TASK DIRECTIONS
State only the number of lines that include "text".

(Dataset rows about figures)
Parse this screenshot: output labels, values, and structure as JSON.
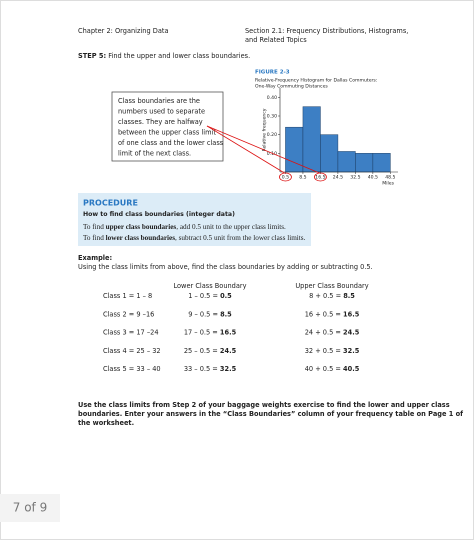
{
  "header": {
    "chapter": "Chapter 2: Organizing Data",
    "section": [
      "Section 2.1: Frequency Distributions, Histograms,",
      "and Related Topics"
    ]
  },
  "step5": {
    "label": "STEP 5:",
    "text": "Find the upper and lower class boundaries."
  },
  "callout": [
    "Class boundaries are the",
    "numbers used to separate",
    "classes. They are halfway",
    "between the upper class limit",
    "of one class and the lower class",
    "limit of the next class."
  ],
  "figure": {
    "label": "FIGURE 2-3",
    "caption": [
      "Relative-Frequency Histogram for Dallas Commuters:",
      "One-Way Commuting Distances"
    ],
    "chart": {
      "type": "histogram",
      "y_label": "Relative frequency",
      "x_label": "Miles",
      "bins": [
        0.5,
        8.5,
        16.5,
        24.5,
        32.5,
        40.5,
        48.5
      ],
      "values": [
        0.24,
        0.35,
        0.2,
        0.11,
        0.1,
        0.1
      ],
      "color": "#3d7fc4",
      "xlim": [
        -2,
        52
      ],
      "ylim": [
        0,
        0.45
      ],
      "xticks": [
        0.5,
        8.5,
        16.5,
        24.5,
        32.5,
        40.5,
        48.5
      ],
      "yticks": [
        {
          "value": 0.1,
          "label": "0.10"
        },
        {
          "value": 0.2,
          "label": "0.20"
        },
        {
          "value": 0.3,
          "label": "0.30"
        },
        {
          "value": 0.4,
          "label": "0.40"
        }
      ]
    }
  },
  "procedure": {
    "title": "PROCEDURE",
    "subtitle": "How to find class boundaries (integer data)",
    "lines": [
      [
        "To find ",
        "upper class boundaries",
        ", add 0.5 unit to the upper class limits."
      ],
      [
        "To find ",
        "lower class boundaries",
        ", subtract 0.5 unit from the lower class limits."
      ]
    ]
  },
  "example": {
    "label": "Example:",
    "text": "Using the class limits from above, find the class boundaries by adding or subtracting 0.5."
  },
  "table": {
    "headers": [
      "Lower Class Boundary",
      "Upper Class Boundary"
    ],
    "rows": [
      [
        "Class 1 = 1 – 8",
        "1 – 0.5 = ",
        "0.5",
        "8 + 0.5 = ",
        "8.5"
      ],
      [
        "Class 2 = 9 –16",
        "9 – 0.5 = ",
        "8.5",
        "16 + 0.5 = ",
        "16.5"
      ],
      [
        "Class 3 = 17 –24",
        "17 – 0.5 = ",
        "16.5",
        "24 + 0.5 = ",
        "24.5"
      ],
      [
        "Class 4 = 25 – 32",
        "25 – 0.5 = ",
        "24.5",
        "32 + 0.5 = ",
        "32.5"
      ],
      [
        "Class 5 = 33 – 40",
        "33 – 0.5 = ",
        "32.5",
        "40 + 0.5 = ",
        "40.5"
      ]
    ]
  },
  "instruction": [
    "Use the class limits from Step 2 of your baggage weights exercise to find the lower and upper class",
    "boundaries. Enter your answers in the “Class Boundaries” column of your frequency table on Page 1 of",
    "the worksheet."
  ],
  "footer": {
    "page": "7 of 9"
  }
}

SOLUTION TO THIS PROBLEM
2